WRITTEN TASK:
Reproduce this listing in full.

Figure data in JSON:
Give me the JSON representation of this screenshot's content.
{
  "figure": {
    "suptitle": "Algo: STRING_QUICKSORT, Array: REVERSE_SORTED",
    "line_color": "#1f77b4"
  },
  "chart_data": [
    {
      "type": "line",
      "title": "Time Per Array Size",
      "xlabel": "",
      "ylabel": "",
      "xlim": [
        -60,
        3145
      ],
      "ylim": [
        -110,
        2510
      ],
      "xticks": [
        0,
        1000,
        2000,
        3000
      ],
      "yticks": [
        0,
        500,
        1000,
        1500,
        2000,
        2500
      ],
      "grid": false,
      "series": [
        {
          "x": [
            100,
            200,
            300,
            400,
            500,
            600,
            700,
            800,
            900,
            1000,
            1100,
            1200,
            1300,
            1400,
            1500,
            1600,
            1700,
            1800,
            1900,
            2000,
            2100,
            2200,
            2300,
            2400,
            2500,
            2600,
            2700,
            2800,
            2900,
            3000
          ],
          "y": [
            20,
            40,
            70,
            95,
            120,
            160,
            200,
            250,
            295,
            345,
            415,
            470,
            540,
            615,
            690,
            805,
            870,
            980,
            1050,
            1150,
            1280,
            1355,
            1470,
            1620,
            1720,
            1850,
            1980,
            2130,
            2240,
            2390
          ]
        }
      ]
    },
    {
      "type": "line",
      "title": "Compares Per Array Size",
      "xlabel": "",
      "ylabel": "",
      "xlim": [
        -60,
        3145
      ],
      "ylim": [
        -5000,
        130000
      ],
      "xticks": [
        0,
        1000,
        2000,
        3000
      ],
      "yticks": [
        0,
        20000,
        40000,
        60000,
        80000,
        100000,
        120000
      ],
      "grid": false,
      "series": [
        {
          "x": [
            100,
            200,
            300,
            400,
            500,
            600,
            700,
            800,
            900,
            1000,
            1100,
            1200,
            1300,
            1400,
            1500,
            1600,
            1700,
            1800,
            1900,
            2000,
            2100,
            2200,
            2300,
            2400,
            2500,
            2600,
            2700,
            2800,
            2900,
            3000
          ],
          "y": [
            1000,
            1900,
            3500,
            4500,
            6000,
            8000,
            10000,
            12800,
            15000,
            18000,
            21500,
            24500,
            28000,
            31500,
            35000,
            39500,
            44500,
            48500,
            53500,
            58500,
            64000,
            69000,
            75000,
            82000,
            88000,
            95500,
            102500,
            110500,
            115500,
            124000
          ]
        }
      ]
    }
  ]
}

ANSWER FOR THE TASK:
Give me the JSON representation of this screenshot's content.
{
  "figure": {
    "suptitle": "Algo: STRING_QUICKSORT, Array: REVERSE_SORTED",
    "line_color": "#1f77b4"
  },
  "chart_data": [
    {
      "type": "line",
      "title": "Time Per Array Size",
      "xlabel": "",
      "ylabel": "",
      "xlim": [
        -60,
        3145
      ],
      "ylim": [
        -110,
        2510
      ],
      "xticks": [
        0,
        1000,
        2000,
        3000
      ],
      "yticks": [
        0,
        500,
        1000,
        1500,
        2000,
        2500
      ],
      "grid": false,
      "series": [
        {
          "x": [
            100,
            200,
            300,
            400,
            500,
            600,
            700,
            800,
            900,
            1000,
            1100,
            1200,
            1300,
            1400,
            1500,
            1600,
            1700,
            1800,
            1900,
            2000,
            2100,
            2200,
            2300,
            2400,
            2500,
            2600,
            2700,
            2800,
            2900,
            3000
          ],
          "y": [
            20,
            40,
            70,
            95,
            120,
            160,
            200,
            250,
            295,
            345,
            415,
            470,
            540,
            615,
            690,
            805,
            870,
            980,
            1050,
            1150,
            1280,
            1355,
            1470,
            1620,
            1720,
            1850,
            1980,
            2130,
            2240,
            2390
          ]
        }
      ]
    },
    {
      "type": "line",
      "title": "Compares Per Array Size",
      "xlabel": "",
      "ylabel": "",
      "xlim": [
        -60,
        3145
      ],
      "ylim": [
        -5000,
        130000
      ],
      "xticks": [
        0,
        1000,
        2000,
        3000
      ],
      "yticks": [
        0,
        20000,
        40000,
        60000,
        80000,
        100000,
        120000
      ],
      "grid": false,
      "series": [
        {
          "x": [
            100,
            200,
            300,
            400,
            500,
            600,
            700,
            800,
            900,
            1000,
            1100,
            1200,
            1300,
            1400,
            1500,
            1600,
            1700,
            1800,
            1900,
            2000,
            2100,
            2200,
            2300,
            2400,
            2500,
            2600,
            2700,
            2800,
            2900,
            3000
          ],
          "y": [
            1000,
            1900,
            3500,
            4500,
            6000,
            8000,
            10000,
            12800,
            15000,
            18000,
            21500,
            24500,
            28000,
            31500,
            35000,
            39500,
            44500,
            48500,
            53500,
            58500,
            64000,
            69000,
            75000,
            82000,
            88000,
            95500,
            102500,
            110500,
            115500,
            124000
          ]
        }
      ]
    }
  ]
}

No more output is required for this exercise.